TO BE DONE - Only the number is wanted: tally the lines below that contain the word "Gear".

-- Start of GIVEN RECORDS --

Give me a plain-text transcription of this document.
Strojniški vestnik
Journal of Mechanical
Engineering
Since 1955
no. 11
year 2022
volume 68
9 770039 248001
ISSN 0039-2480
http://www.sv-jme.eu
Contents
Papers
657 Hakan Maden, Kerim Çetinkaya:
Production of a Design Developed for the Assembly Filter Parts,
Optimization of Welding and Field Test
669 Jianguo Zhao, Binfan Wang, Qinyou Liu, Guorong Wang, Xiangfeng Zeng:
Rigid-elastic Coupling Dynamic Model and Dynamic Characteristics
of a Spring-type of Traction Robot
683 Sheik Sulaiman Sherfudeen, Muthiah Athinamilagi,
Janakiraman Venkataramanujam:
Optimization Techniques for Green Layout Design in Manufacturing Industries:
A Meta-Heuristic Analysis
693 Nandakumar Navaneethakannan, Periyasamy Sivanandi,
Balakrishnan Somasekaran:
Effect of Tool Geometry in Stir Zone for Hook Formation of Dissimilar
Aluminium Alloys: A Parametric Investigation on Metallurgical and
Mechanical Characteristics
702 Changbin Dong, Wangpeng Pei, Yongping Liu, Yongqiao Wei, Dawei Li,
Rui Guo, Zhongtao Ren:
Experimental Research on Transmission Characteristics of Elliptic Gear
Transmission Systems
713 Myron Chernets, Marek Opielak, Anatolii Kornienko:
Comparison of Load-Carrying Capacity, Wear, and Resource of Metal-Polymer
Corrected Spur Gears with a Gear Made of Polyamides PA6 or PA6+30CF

-- End of GIVEN RECORDS --

OUTPUT FOR THIS TASK - 2